YOUR TASK: Please give the listing again, word for word, with nothing left out.

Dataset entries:

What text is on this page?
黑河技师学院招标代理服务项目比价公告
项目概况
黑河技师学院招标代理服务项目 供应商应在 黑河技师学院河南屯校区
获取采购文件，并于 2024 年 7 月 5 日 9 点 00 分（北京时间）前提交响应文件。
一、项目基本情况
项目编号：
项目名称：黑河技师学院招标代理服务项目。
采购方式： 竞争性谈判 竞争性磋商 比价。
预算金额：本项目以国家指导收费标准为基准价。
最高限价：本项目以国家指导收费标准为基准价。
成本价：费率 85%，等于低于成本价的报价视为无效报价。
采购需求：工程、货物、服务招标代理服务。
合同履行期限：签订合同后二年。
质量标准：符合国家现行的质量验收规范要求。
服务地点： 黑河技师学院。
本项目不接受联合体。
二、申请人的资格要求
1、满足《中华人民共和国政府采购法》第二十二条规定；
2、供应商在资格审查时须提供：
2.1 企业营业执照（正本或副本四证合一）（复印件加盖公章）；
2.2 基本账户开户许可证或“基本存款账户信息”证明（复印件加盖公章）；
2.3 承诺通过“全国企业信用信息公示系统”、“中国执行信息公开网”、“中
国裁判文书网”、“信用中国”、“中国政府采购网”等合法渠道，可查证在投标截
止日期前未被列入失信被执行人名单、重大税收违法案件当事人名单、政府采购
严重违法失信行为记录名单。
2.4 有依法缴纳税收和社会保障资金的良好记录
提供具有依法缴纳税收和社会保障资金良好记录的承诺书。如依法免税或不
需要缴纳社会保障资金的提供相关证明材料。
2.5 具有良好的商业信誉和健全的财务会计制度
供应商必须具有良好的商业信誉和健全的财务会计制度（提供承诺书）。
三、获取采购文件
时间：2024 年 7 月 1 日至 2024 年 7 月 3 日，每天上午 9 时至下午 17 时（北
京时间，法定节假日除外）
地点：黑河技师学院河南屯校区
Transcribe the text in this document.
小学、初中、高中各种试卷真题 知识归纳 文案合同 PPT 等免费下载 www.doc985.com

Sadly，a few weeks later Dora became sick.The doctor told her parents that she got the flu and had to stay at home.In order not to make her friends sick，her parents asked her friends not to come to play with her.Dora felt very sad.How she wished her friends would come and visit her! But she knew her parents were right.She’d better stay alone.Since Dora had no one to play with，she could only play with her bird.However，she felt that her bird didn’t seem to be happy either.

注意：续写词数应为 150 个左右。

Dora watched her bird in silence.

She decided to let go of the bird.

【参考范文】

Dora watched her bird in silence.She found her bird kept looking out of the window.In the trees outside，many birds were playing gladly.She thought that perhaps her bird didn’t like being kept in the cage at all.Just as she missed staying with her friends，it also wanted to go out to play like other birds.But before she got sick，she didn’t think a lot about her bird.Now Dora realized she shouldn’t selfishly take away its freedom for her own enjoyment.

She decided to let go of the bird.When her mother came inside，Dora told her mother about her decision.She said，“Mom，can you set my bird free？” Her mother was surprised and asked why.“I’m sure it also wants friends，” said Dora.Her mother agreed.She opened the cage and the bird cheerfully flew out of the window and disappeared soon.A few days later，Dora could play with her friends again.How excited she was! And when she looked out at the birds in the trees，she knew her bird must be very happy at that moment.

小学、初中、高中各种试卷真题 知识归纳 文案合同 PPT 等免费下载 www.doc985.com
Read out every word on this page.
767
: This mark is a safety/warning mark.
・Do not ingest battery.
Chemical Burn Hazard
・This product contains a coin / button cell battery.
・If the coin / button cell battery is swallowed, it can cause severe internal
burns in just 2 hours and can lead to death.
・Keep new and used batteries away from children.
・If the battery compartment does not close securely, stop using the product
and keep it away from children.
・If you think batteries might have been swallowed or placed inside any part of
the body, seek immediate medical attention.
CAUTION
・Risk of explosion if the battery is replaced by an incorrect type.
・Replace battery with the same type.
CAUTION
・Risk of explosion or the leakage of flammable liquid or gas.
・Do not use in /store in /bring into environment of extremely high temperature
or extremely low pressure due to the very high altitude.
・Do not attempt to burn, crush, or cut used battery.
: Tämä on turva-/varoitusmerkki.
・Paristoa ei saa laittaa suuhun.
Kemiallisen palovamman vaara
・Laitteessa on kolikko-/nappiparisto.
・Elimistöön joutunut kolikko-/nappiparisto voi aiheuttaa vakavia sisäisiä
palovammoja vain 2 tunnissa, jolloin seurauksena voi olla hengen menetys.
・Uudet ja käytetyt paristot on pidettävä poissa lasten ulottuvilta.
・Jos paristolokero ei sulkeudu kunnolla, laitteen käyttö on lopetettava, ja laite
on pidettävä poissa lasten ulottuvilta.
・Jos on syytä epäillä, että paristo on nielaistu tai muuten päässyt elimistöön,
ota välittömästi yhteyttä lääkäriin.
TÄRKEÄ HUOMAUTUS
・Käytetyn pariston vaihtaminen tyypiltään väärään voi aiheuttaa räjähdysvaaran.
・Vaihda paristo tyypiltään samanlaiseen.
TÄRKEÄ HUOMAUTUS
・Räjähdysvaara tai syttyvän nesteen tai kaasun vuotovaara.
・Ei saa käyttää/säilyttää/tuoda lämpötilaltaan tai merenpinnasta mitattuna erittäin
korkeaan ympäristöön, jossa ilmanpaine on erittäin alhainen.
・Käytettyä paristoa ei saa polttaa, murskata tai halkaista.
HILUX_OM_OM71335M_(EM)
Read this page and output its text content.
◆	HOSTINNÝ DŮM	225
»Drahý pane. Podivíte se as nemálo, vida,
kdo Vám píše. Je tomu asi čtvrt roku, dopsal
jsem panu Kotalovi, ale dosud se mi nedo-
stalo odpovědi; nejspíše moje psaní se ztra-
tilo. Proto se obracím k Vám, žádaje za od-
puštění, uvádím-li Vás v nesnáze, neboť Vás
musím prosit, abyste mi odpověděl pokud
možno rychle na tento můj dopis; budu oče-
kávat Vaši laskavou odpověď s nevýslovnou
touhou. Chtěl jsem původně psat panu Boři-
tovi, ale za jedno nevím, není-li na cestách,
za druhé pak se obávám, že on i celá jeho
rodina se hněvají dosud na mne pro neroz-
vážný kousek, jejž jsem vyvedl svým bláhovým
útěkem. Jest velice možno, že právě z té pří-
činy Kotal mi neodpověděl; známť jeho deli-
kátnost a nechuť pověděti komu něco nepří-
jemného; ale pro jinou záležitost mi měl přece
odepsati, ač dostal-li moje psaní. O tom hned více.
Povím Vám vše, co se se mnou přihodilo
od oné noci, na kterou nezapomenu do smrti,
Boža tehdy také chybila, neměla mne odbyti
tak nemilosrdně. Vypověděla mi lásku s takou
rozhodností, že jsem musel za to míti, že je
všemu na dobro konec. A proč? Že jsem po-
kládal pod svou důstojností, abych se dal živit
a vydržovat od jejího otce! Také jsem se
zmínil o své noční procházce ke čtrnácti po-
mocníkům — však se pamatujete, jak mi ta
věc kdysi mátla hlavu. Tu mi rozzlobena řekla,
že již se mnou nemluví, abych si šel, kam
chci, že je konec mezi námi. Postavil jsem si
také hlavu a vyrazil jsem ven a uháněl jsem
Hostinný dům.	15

OUTPUT OF THE EXERCISE:
What text is on this page?
黑河技师学院招标代理服务项目比价公告
项目概况
黑河技师学院招标代理服务项目 供应商应在 黑河技师学院河南屯校区
获取采购文件，并于 2024 年 7 月 5 日 9 点 00 分（北京时间）前提交响应文件。
一、项目基本情况
项目编号：
项目名称：黑河技师学院招标代理服务项目。
采购方式： 竞争性谈判 竞争性磋商 比价。
预算金额：本项目以国家指导收费标准为基准价。
最高限价：本项目以国家指导收费标准为基准价。
成本价：费率 85%，等于低于成本价的报价视为无效报价。
采购需求：工程、货物、服务招标代理服务。
合同履行期限：签订合同后二年。
质量标准：符合国家现行的质量验收规范要求。
服务地点： 黑河技师学院。
本项目不接受联合体。
二、申请人的资格要求
1、满足《中华人民共和国政府采购法》第二十二条规定；
2、供应商在资格审查时须提供：
2.1 企业营业执照（正本或副本四证合一）（复印件加盖公章）；
2.2 基本账户开户许可证或“基本存款账户信息”证明（复印件加盖公章）；
2.3 承诺通过“全国企业信用信息公示系统”、“中国执行信息公开网”、“中
国裁判文书网”、“信用中国”、“中国政府采购网”等合法渠道，可查证在投标截
止日期前未被列入失信被执行人名单、重大税收违法案件当事人名单、政府采购
严重违法失信行为记录名单。
2.4 有依法缴纳税收和社会保障资金的良好记录
提供具有依法缴纳税收和社会保障资金良好记录的承诺书。如依法免税或不
需要缴纳社会保障资金的提供相关证明材料。
2.5 具有良好的商业信誉和健全的财务会计制度
供应商必须具有良好的商业信誉和健全的财务会计制度（提供承诺书）。
三、获取采购文件
时间：2024 年 7 月 1 日至 2024 年 7 月 3 日，每天上午 9 时至下午 17 时（北
京时间，法定节假日除外）
地点：黑河技师学院河南屯校区
Transcribe the text in this document.
小学、初中、高中各种试卷真题 知识归纳 文案合同 PPT 等免费下载 www.doc985.com

Sadly，a few weeks later Dora became sick.The doctor told her parents that she got the flu and had to stay at home.In order not to make her friends sick，her parents asked her friends not to come to play with her.Dora felt very sad.How she wished her friends would come and visit her! But she knew her parents were right.She’d better stay alone.Since Dora had no one to play with，she could only play with her bird.However，she felt that her bird didn’t seem to be happy either.

注意：续写词数应为 150 个左右。

Dora watched her bird in silence.

She decided to let go of the bird.

【参考范文】

Dora watched her bird in silence.She found her bird kept looking out of the window.In the trees outside，many birds were playing gladly.She thought that perhaps her bird didn’t like being kept in the cage at all.Just as she missed staying with her friends，it also wanted to go out to play like other birds.But before she got sick，she didn’t think a lot about her bird.Now Dora realized she shouldn’t selfishly take away its freedom for her own enjoyment.

She decided to let go of the bird.When her mother came inside，Dora told her mother about her decision.She said，“Mom，can you set my bird free？” Her mother was surprised and asked why.“I’m sure it also wants friends，” said Dora.Her mother agreed.She opened the cage and the bird cheerfully flew out of the window and disappeared soon.A few days later，Dora could play with her friends again.How excited she was! And when she looked out at the birds in the trees，she knew her bird must be very happy at that moment.

小学、初中、高中各种试卷真题 知识归纳 文案合同 PPT 等免费下载 www.doc985.com
Read out every word on this page.
767
: This mark is a safety/warning mark.
・Do not ingest battery.
Chemical Burn Hazard
・This product contains a coin / button cell battery.
・If the coin / button cell battery is swallowed, it can cause severe internal
burns in just 2 hours and can lead to death.
・Keep new and used batteries away from children.
・If the battery compartment does not close securely, stop using the product
and keep it away from children.
・If you think batteries might have been swallowed or placed inside any part of
the body, seek immediate medical attention.
CAUTION
・Risk of explosion if the battery is replaced by an incorrect type.
・Replace battery with the same type.
CAUTION
・Risk of explosion or the leakage of flammable liquid or gas.
・Do not use in /store in /bring into environment of extremely high temperature
or extremely low pressure due to the very high altitude.
・Do not attempt to burn, crush, or cut used battery.
: Tämä on turva-/varoitusmerkki.
・Paristoa ei saa laittaa suuhun.
Kemiallisen palovamman vaara
・Laitteessa on kolikko-/nappiparisto.
・Elimistöön joutunut kolikko-/nappiparisto voi aiheuttaa vakavia sisäisiä
palovammoja vain 2 tunnissa, jolloin seurauksena voi olla hengen menetys.
・Uudet ja käytetyt paristot on pidettävä poissa lasten ulottuvilta.
・Jos paristolokero ei sulkeudu kunnolla, laitteen käyttö on lopetettava, ja laite
on pidettävä poissa lasten ulottuvilta.
・Jos on syytä epäillä, että paristo on nielaistu tai muuten päässyt elimistöön,
ota välittömästi yhteyttä lääkäriin.
TÄRKEÄ HUOMAUTUS
・Käytetyn pariston vaihtaminen tyypiltään väärään voi aiheuttaa räjähdysvaaran.
・Vaihda paristo tyypiltään samanlaiseen.
TÄRKEÄ HUOMAUTUS
・Räjähdysvaara tai syttyvän nesteen tai kaasun vuotovaara.
・Ei saa käyttää/säilyttää/tuoda lämpötilaltaan tai merenpinnasta mitattuna erittäin
korkeaan ympäristöön, jossa ilmanpaine on erittäin alhainen.
・Käytettyä paristoa ei saa polttaa, murskata tai halkaista.
HILUX_OM_OM71335M_(EM)
Read this page and output its text content.
◆	HOSTINNÝ DŮM	225
»Drahý pane. Podivíte se as nemálo, vida,
kdo Vám píše. Je tomu asi čtvrt roku, dopsal
jsem panu Kotalovi, ale dosud se mi nedo-
stalo odpovědi; nejspíše moje psaní se ztra-
tilo. Proto se obracím k Vám, žádaje za od-
puštění, uvádím-li Vás v nesnáze, neboť Vás
musím prosit, abyste mi odpověděl pokud
možno rychle na tento můj dopis; budu oče-
kávat Vaši laskavou odpověď s nevýslovnou
touhou. Chtěl jsem původně psat panu Boři-
tovi, ale za jedno nevím, není-li na cestách,
za druhé pak se obávám, že on i celá jeho
rodina se hněvají dosud na mne pro neroz-
vážný kousek, jejž jsem vyvedl svým bláhovým
útěkem. Jest velice možno, že právě z té pří-
činy Kotal mi neodpověděl; známť jeho deli-
kátnost a nechuť pověděti komu něco nepří-
jemného; ale pro jinou záležitost mi měl přece
odepsati, ač dostal-li moje psaní. O tom hned více.
Povím Vám vše, co se se mnou přihodilo
od oné noci, na kterou nezapomenu do smrti,
Boža tehdy také chybila, neměla mne odbyti
tak nemilosrdně. Vypověděla mi lásku s takou
rozhodností, že jsem musel za to míti, že je
všemu na dobro konec. A proč? Že jsem po-
kládal pod svou důstojností, abych se dal živit
a vydržovat od jejího otce! Také jsem se
zmínil o své noční procházce ke čtrnácti po-
mocníkům — však se pamatujete, jak mi ta
věc kdysi mátla hlavu. Tu mi rozzlobena řekla,
že již se mnou nemluví, abych si šel, kam
chci, že je konec mezi námi. Postavil jsem si
také hlavu a vyrazil jsem ven a uháněl jsem
Hostinný dům.	15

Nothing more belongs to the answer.